Records for processing
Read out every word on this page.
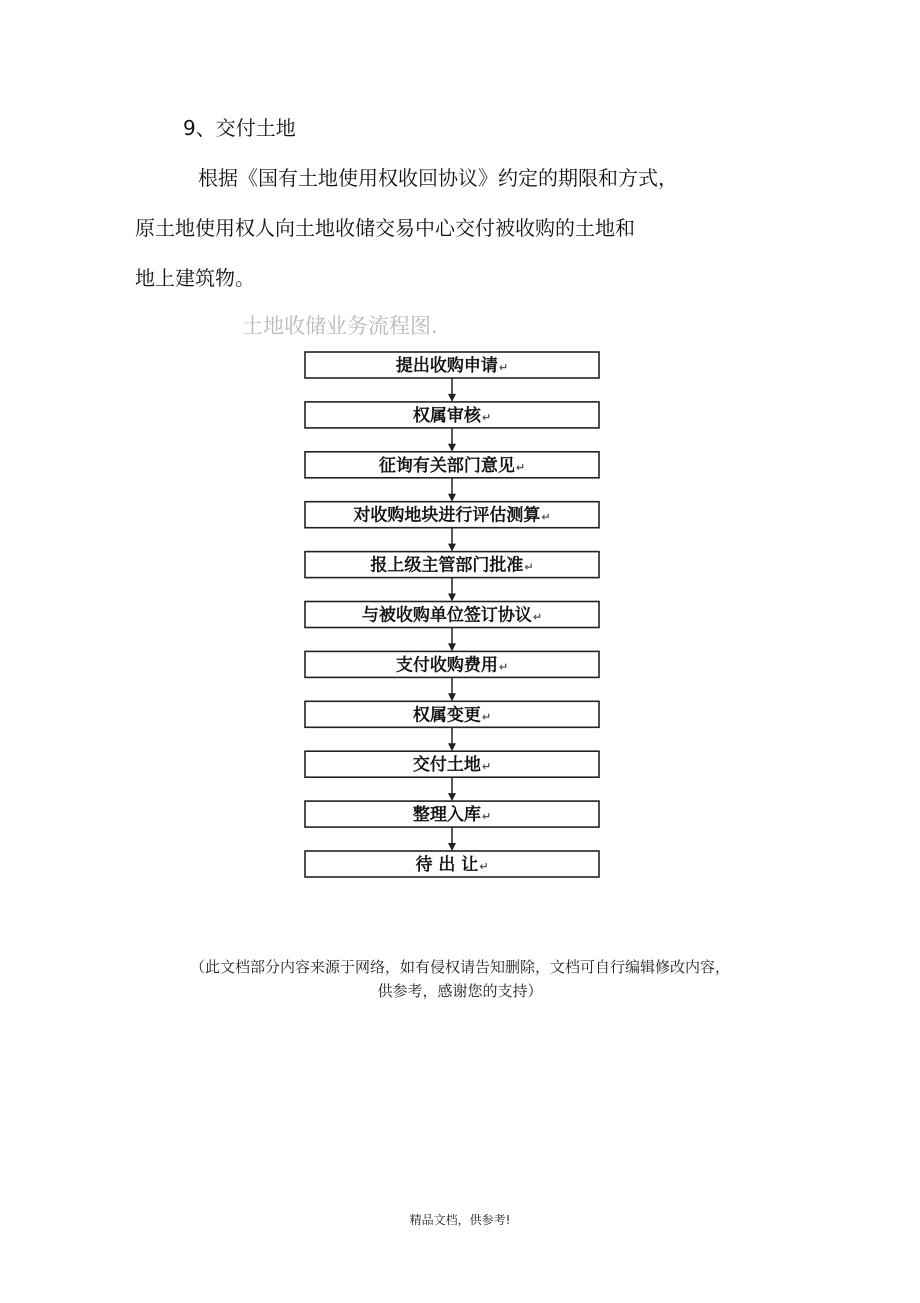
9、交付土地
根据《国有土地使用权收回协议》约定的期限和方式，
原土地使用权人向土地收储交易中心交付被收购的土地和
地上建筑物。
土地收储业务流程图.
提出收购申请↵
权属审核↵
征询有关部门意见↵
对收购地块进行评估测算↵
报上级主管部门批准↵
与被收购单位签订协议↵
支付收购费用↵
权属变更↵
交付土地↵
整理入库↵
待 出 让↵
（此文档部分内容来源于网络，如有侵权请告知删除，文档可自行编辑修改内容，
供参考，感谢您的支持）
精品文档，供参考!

What this task involves
Leave out all images, then reproduce the entries above exactly.

Correct response
Read out every word on this page.
9、交付土地
根据《国有土地使用权收回协议》约定的期限和方式，
原土地使用权人向土地收储交易中心交付被收购的土地和
地上建筑物。
土地收储业务流程图.
提出收购申请↵
权属审核↵
征询有关部门意见↵
对收购地块进行评估测算↵
报上级主管部门批准↵
与被收购单位签订协议↵
支付收购费用↵
权属变更↵
交付土地↵
整理入库↵
待 出 让↵
（此文档部分内容来源于网络，如有侵权请告知删除，文档可自行编辑修改内容，
供参考，感谢您的支持）
精品文档，供参考!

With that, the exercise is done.